Tasks to complete -
**A.** In the survivorship bias text, who identified the flaw in the engineers' study of returning bombers?
**B.** Extend the text on survivorship bias, picking up after its last sentence.
··· Source ···
Survivorship bias is simple. You see the winners. You do not see the losers. Not because you chose to ignore them, but because the losers removed themselves from the sample.

The concept was first studied systematically during World War II. The US military wanted to add armor to bomber aircraft. Engineers examined the planes that returned from missions and noted where the bullet holes were concentrated. Abraham Wald, a statistician, pointed out the flaw: they were only studying planes that survived. The planes that were shot in other places never came back. They should armor the areas with no bullet holes, because those were the spots where hits were fatal.

Your portfolio has the same problem. You study your current holdings (the survivors) and draw conclusions about your investing skill. You forget the stocks you sold at a loss, the mutual funds you exited, and the IPOs that listed below issue price and sit in your demat as phantom reminders.

Indian retail investors face a uniquely concentrated version of this bias because of three structural factors.

First, the finfluencer ecosystem is enormous and unregulated. SEBI's crackdown on unregistered investment advisors has identified thousands of accounts offering stock tips through social media without registration. These accounts survive by showing winning trades. Every losing call gets deleted, edited, or buried under new content. The audience sees a highlight reel. They believe it is a documentary.
··· Supplied material ···
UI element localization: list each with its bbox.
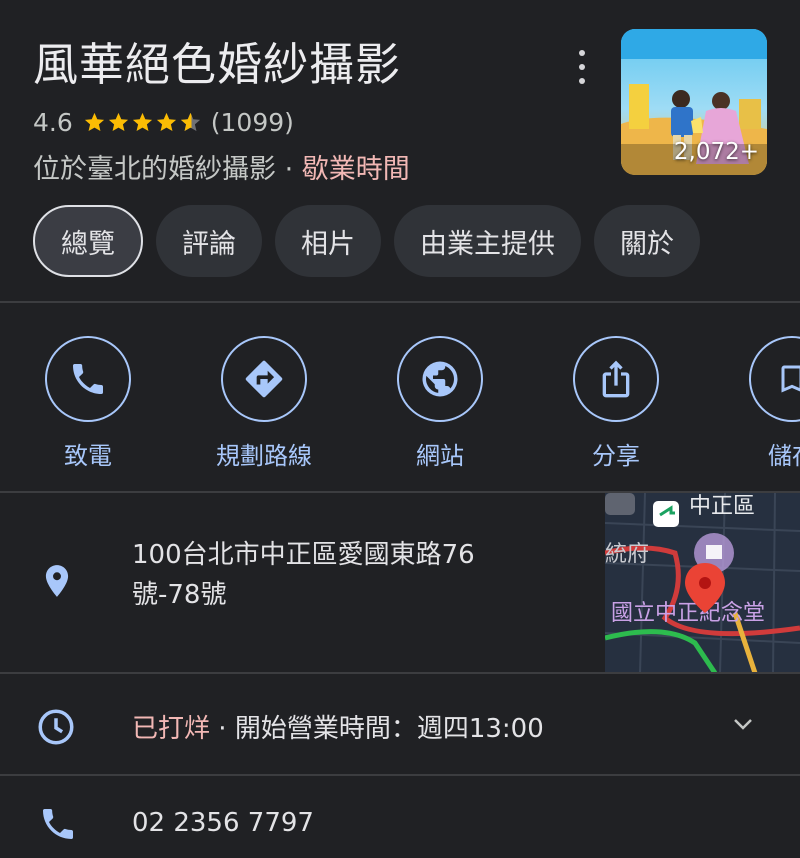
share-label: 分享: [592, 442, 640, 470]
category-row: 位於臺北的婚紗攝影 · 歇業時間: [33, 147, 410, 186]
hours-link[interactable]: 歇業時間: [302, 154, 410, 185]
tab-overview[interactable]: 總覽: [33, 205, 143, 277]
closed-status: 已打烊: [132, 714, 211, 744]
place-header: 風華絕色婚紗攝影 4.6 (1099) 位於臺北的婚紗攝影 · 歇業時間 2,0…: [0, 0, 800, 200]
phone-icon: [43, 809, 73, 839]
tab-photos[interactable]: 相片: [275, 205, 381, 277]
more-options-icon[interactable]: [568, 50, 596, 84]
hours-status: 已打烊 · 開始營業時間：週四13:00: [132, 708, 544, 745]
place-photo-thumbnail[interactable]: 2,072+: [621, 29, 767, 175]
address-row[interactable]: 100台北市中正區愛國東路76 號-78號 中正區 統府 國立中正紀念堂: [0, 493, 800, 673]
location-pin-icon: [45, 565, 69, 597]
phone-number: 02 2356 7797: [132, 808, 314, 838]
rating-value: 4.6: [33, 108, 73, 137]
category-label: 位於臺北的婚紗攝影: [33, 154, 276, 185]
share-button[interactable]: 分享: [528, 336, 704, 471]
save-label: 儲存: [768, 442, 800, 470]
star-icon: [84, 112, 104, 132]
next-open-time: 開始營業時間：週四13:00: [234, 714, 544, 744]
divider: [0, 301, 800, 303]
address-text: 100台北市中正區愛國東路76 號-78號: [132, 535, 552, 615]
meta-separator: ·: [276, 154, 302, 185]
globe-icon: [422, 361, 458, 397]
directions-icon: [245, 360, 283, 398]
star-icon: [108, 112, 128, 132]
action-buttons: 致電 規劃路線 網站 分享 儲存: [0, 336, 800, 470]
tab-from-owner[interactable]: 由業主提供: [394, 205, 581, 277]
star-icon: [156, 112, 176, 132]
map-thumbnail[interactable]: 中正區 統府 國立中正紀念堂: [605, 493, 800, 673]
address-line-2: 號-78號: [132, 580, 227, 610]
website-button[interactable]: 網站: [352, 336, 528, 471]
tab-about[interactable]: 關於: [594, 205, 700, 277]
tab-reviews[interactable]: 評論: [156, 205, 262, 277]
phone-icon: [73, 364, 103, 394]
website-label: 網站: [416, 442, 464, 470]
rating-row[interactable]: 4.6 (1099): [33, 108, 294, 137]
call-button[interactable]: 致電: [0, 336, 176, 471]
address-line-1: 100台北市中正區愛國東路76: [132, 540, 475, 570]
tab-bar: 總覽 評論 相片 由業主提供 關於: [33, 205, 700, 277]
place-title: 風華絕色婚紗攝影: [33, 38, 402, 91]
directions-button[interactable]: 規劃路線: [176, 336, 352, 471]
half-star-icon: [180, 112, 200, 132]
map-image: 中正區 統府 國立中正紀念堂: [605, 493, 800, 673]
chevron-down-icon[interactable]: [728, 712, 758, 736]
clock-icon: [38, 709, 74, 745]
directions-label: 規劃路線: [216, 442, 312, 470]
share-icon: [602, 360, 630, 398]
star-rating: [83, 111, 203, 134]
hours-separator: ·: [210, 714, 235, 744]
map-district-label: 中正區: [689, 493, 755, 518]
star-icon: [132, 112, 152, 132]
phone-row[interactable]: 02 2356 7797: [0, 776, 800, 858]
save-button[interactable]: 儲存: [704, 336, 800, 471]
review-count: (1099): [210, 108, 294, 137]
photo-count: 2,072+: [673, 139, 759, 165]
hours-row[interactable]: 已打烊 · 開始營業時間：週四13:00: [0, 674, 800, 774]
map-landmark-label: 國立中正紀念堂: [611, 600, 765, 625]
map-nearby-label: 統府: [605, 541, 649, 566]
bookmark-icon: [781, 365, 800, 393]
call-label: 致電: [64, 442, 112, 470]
···
Replies -
**A.** Abraham Wald, a statistician.

**B.**
Second, India's retail F&O participation has exploded. NSE data shows the derivatives segment has grown year over year in both volume and individual participation. More retail accounts in F&O means more people seeing winners on social media, more people trying to replicate those results, and more people quietly blowing up without anyone counting them.

Third, cultural dynamics suppress loss disclosure. Losing money in the stock market carries social stigma in most Indian families. You will hear about your uncle's Infosys profits from 2003. You will never hear about his Yes Bank losses from 2020. Family gatherings amplify survivorship bias at the dinner table before social media even gets involved.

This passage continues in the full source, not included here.